## [Set exercise]
Look through the material and copy each line holding "this".

BEGIN Records shown

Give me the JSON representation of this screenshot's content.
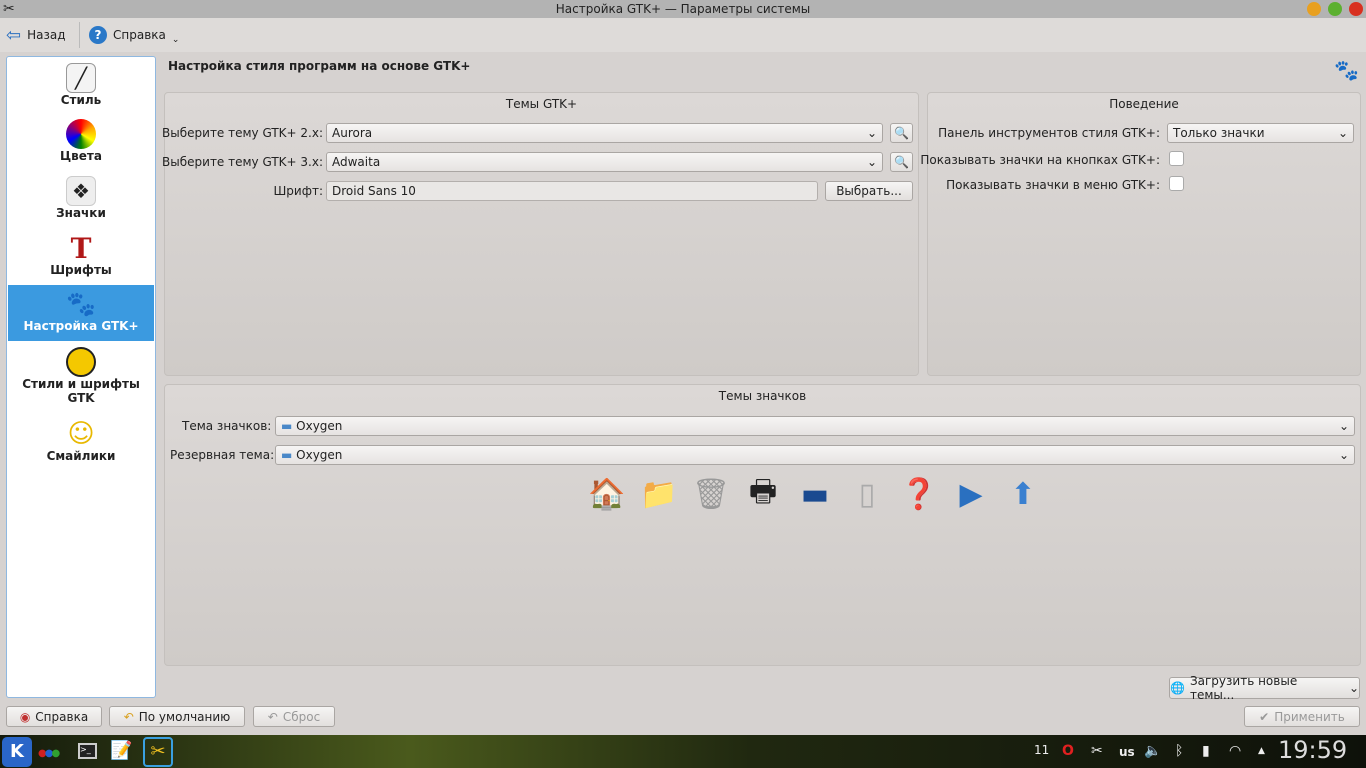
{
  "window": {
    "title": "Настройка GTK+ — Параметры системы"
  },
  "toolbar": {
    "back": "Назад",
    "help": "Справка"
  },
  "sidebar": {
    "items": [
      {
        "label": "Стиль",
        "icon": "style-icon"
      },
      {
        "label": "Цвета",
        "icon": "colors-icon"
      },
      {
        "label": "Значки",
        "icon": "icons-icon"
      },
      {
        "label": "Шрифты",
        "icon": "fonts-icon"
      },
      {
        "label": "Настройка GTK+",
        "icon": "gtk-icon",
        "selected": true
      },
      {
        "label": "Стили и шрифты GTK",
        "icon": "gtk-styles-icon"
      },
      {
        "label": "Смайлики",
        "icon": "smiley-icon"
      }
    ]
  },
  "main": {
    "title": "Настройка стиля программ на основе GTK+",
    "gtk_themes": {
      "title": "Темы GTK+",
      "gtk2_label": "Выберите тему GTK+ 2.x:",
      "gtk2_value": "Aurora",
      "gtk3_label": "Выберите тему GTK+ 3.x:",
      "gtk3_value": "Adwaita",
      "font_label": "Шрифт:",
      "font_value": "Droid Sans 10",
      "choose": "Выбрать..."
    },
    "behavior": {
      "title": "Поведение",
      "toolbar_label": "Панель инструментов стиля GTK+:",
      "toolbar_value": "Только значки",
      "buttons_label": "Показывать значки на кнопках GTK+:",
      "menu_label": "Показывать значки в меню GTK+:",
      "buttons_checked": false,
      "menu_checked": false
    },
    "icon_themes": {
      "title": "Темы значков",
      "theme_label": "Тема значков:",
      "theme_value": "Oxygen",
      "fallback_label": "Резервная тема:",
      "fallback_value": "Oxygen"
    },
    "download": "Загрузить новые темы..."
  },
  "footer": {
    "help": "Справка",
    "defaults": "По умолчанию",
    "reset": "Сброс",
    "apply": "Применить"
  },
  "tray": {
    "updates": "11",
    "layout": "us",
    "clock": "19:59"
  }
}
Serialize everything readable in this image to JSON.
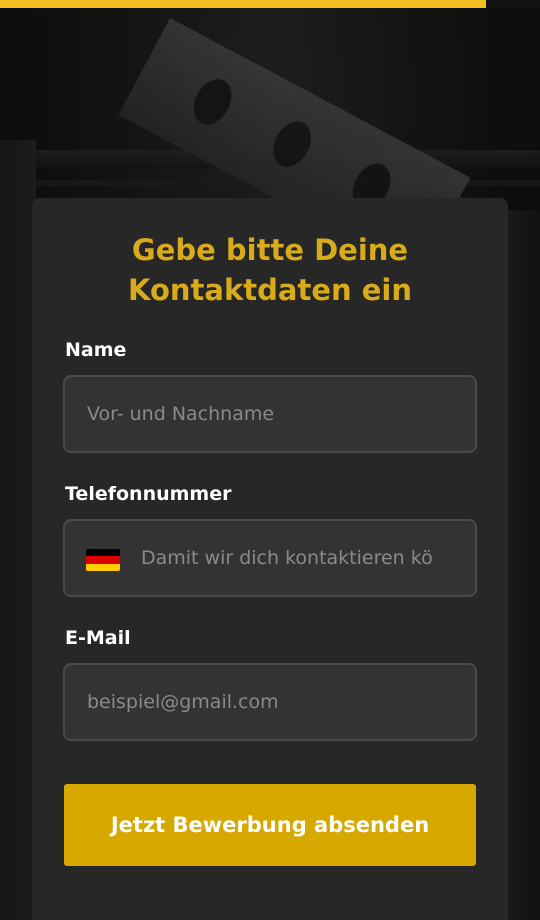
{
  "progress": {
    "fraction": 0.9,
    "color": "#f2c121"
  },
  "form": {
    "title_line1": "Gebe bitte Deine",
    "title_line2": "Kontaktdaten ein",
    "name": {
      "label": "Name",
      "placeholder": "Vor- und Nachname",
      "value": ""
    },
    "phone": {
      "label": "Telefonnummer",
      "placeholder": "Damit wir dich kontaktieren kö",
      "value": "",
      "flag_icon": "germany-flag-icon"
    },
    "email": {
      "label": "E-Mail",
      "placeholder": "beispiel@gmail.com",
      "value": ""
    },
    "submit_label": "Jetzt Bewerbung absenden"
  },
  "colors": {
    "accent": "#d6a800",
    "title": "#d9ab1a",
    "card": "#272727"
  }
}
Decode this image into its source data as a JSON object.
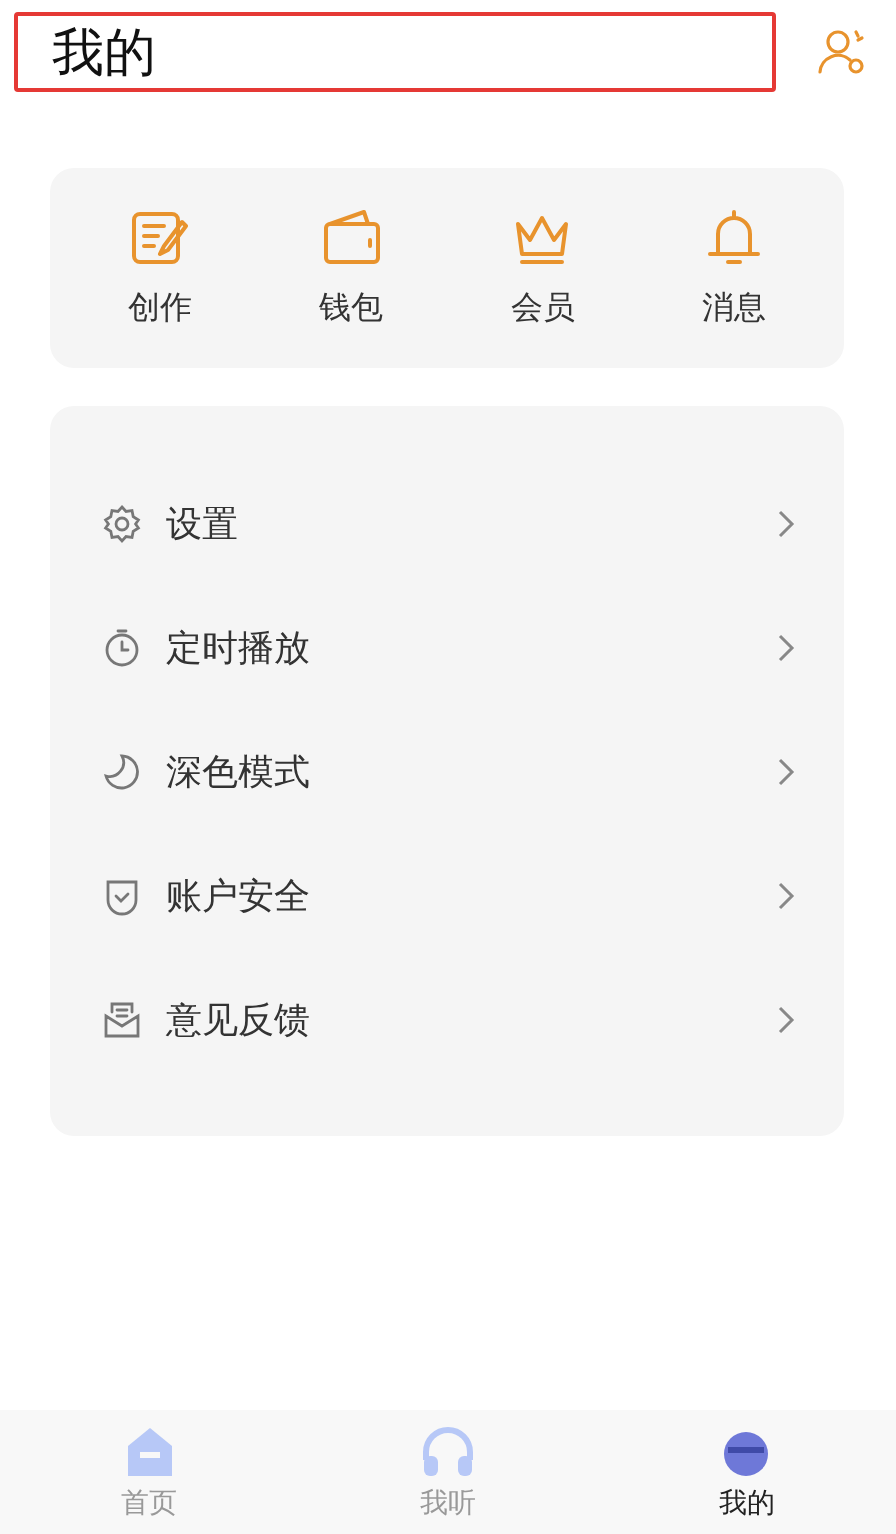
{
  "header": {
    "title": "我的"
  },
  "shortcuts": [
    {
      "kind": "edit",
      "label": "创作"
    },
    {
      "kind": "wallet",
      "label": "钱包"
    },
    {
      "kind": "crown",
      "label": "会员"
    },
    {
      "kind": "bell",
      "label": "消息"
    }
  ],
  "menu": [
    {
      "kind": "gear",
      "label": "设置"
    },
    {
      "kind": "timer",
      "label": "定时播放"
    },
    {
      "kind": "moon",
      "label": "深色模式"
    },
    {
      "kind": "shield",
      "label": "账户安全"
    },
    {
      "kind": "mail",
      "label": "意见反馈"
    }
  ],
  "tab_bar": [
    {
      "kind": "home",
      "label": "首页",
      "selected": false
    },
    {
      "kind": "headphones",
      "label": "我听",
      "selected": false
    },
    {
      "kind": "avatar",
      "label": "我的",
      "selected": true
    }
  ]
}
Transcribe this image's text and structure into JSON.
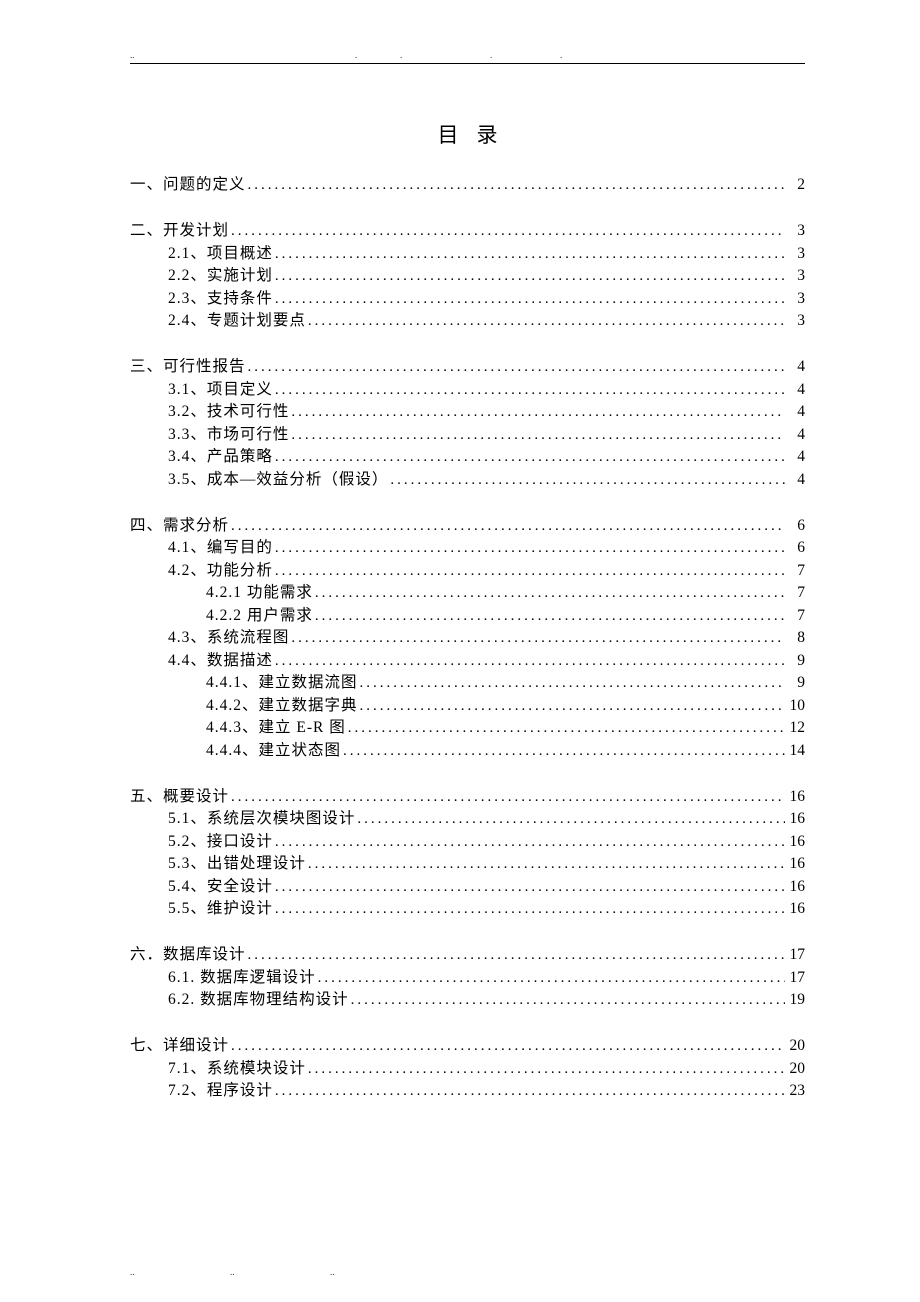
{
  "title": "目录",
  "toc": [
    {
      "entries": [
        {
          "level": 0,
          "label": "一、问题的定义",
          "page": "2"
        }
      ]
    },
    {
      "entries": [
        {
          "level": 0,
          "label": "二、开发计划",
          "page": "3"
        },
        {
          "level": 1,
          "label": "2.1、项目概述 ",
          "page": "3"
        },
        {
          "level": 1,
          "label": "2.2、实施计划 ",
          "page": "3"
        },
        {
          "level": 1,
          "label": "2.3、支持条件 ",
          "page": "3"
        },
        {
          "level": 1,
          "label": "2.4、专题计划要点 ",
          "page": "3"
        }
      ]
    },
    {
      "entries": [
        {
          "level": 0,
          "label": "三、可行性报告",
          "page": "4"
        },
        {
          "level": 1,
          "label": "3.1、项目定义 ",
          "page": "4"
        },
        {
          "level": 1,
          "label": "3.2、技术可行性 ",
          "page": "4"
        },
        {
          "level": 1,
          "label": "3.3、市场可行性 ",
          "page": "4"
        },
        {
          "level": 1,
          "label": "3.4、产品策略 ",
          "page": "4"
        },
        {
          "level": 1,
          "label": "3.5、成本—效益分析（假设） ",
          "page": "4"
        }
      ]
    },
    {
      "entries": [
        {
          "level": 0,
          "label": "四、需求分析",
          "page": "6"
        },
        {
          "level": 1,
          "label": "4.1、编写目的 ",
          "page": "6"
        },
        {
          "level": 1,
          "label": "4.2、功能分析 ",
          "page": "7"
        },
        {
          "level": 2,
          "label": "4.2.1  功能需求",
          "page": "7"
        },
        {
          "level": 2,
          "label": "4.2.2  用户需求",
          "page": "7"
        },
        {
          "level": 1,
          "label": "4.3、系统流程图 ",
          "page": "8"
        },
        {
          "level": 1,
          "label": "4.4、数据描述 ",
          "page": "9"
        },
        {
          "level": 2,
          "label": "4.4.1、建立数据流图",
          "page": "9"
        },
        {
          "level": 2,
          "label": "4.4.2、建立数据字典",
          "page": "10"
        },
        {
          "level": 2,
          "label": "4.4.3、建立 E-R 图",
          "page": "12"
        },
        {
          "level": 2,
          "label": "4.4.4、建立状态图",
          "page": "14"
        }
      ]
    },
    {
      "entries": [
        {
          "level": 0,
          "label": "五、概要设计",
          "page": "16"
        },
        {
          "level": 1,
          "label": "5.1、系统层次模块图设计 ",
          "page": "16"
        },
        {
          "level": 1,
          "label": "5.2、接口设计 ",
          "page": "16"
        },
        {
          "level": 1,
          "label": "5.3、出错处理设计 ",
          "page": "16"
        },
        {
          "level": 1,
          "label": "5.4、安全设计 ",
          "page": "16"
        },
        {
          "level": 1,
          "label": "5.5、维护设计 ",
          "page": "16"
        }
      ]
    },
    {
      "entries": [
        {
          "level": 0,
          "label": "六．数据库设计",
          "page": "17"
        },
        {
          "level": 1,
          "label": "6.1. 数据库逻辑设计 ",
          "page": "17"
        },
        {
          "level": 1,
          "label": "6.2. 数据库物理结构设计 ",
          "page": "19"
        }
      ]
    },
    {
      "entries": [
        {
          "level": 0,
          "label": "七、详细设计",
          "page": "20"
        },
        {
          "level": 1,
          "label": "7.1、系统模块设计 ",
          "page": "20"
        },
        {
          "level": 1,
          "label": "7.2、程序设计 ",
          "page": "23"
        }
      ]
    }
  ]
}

END Records shown

## [Answer below]
Give me the JSON representation of this screenshot's content.
Serialize everything readable in this image to JSON.
Decode this image into its source data as a JSON object.
Transcribe this image's text and structure into JSON.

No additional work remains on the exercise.